━━━ DATA TO PROCESS

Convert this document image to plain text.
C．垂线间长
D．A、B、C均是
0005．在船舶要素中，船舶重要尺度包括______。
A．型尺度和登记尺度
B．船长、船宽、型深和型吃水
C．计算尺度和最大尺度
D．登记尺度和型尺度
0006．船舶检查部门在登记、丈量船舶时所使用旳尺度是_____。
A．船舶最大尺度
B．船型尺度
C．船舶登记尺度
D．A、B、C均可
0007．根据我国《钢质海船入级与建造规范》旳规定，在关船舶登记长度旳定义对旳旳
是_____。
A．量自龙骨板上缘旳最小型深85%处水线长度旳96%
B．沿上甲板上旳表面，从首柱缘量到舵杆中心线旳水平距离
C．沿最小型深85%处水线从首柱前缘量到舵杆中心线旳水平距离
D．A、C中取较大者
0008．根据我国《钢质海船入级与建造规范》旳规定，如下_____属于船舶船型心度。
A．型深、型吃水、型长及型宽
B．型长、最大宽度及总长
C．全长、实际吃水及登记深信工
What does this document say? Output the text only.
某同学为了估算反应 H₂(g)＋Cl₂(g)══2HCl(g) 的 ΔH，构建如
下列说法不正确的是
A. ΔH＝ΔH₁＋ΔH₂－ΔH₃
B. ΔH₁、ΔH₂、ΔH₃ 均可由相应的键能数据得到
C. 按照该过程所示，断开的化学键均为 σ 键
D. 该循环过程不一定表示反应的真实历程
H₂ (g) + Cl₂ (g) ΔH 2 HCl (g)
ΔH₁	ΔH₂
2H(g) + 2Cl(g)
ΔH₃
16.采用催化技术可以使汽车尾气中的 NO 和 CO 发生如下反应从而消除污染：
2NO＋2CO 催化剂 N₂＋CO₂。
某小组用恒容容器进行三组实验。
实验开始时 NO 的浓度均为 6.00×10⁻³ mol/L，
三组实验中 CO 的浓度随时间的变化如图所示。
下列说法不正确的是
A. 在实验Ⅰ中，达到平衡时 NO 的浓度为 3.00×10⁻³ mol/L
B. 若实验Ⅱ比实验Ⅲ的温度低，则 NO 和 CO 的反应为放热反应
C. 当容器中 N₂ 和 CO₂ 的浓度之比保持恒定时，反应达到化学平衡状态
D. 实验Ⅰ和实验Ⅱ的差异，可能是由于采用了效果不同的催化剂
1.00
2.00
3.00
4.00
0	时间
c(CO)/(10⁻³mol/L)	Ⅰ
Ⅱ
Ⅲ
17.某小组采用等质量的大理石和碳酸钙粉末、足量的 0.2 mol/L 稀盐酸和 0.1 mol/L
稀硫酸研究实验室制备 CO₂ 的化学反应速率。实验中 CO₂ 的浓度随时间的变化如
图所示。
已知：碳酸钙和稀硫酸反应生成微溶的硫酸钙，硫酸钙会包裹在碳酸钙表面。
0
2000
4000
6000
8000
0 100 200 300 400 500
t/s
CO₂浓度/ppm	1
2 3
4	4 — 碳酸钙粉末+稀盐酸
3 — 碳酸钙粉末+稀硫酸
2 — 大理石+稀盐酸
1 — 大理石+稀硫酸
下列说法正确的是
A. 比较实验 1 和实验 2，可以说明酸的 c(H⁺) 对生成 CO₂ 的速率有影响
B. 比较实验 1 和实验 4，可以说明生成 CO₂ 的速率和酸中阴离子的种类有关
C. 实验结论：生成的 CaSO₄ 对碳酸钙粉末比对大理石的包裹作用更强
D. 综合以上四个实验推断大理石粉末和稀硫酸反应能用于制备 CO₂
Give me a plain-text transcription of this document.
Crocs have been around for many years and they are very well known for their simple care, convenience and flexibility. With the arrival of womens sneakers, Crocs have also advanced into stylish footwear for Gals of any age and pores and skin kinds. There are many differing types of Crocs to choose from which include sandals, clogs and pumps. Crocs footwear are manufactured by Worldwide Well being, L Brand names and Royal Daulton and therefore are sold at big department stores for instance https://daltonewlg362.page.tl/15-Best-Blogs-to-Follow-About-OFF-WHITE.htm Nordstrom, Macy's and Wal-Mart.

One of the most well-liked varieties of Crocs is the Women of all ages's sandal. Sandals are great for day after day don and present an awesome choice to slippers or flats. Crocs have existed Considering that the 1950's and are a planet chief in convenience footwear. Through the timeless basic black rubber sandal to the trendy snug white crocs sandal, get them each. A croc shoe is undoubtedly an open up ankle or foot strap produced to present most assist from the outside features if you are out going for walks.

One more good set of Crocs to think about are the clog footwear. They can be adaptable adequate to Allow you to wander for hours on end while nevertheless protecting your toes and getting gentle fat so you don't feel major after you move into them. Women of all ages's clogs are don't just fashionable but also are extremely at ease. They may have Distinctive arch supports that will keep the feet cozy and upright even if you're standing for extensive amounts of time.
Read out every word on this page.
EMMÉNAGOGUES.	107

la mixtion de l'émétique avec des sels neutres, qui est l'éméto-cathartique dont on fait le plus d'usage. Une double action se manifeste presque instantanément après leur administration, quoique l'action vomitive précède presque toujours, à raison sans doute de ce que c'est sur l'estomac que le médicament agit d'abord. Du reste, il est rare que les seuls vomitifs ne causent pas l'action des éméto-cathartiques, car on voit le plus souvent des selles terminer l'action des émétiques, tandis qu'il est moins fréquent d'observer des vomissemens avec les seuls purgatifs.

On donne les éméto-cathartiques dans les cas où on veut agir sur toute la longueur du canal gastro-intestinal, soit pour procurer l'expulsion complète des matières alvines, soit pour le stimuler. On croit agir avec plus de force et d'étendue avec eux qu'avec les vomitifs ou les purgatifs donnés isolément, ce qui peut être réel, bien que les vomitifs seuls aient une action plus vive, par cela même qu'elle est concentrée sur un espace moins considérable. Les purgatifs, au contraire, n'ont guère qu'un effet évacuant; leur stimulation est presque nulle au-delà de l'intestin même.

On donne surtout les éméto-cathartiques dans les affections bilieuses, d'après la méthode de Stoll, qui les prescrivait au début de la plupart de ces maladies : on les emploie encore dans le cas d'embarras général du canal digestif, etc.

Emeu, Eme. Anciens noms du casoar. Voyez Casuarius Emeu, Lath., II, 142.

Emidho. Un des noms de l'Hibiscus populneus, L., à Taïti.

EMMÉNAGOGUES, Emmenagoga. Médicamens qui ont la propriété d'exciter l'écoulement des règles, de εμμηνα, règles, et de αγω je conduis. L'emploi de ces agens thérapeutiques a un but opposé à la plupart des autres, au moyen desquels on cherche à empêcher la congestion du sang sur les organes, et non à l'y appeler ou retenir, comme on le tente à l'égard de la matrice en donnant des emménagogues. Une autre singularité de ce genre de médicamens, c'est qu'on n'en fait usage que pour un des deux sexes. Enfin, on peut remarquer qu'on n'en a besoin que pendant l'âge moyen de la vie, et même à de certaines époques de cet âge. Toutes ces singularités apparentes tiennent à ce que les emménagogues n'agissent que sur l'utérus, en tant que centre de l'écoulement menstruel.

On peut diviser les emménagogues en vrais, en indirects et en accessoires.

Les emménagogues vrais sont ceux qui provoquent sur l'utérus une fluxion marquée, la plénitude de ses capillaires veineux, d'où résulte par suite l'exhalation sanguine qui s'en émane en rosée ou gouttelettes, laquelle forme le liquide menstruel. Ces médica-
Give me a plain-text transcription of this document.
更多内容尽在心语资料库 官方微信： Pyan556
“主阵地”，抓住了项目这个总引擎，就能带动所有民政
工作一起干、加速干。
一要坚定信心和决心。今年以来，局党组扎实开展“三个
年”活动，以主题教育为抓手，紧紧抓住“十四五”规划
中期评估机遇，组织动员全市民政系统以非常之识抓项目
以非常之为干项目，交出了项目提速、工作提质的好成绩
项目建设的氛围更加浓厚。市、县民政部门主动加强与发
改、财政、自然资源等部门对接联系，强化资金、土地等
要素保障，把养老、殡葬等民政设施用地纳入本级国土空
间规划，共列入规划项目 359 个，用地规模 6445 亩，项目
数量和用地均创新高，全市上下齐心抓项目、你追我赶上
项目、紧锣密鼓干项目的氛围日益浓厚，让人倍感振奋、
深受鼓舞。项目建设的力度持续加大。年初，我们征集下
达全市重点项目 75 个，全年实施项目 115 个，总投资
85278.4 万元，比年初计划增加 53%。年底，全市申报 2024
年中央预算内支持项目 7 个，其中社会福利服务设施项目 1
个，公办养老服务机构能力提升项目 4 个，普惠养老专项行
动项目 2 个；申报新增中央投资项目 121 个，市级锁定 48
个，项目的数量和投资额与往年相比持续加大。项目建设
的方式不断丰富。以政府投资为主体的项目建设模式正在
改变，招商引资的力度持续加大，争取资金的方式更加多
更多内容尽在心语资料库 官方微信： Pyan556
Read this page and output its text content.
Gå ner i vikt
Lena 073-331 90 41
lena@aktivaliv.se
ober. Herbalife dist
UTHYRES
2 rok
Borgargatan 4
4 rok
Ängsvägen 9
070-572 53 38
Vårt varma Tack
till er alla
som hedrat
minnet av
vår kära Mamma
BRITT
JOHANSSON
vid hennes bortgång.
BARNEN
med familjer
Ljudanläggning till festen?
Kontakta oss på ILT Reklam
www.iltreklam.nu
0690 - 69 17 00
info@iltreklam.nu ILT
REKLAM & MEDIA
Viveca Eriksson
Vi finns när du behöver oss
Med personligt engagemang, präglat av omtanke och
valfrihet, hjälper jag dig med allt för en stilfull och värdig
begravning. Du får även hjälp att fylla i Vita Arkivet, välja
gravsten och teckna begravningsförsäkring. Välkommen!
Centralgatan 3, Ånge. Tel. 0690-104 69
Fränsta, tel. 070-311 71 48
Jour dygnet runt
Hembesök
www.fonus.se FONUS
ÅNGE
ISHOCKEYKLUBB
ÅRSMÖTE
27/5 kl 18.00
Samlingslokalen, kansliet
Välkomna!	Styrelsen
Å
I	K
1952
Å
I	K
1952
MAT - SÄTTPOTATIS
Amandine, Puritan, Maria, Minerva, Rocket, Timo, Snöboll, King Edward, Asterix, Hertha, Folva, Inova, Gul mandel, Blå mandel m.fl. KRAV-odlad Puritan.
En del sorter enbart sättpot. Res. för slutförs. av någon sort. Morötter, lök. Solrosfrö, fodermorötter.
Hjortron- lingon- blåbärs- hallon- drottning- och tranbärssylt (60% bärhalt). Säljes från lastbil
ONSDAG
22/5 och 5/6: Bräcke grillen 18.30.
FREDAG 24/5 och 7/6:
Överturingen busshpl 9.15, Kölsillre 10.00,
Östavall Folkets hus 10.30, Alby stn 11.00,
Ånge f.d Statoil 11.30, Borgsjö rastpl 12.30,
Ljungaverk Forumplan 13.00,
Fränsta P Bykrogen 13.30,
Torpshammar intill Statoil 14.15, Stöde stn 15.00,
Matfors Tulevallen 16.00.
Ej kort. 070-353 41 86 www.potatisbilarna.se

━━━━━━

**INSTRUCTIONS FOR THE TASK**
Return only those lines of the records that contain the string "iltreklam".

**SOLUTION TO THE EXERCISE**
www.iltreklam.nu
info@iltreklam.nu ILT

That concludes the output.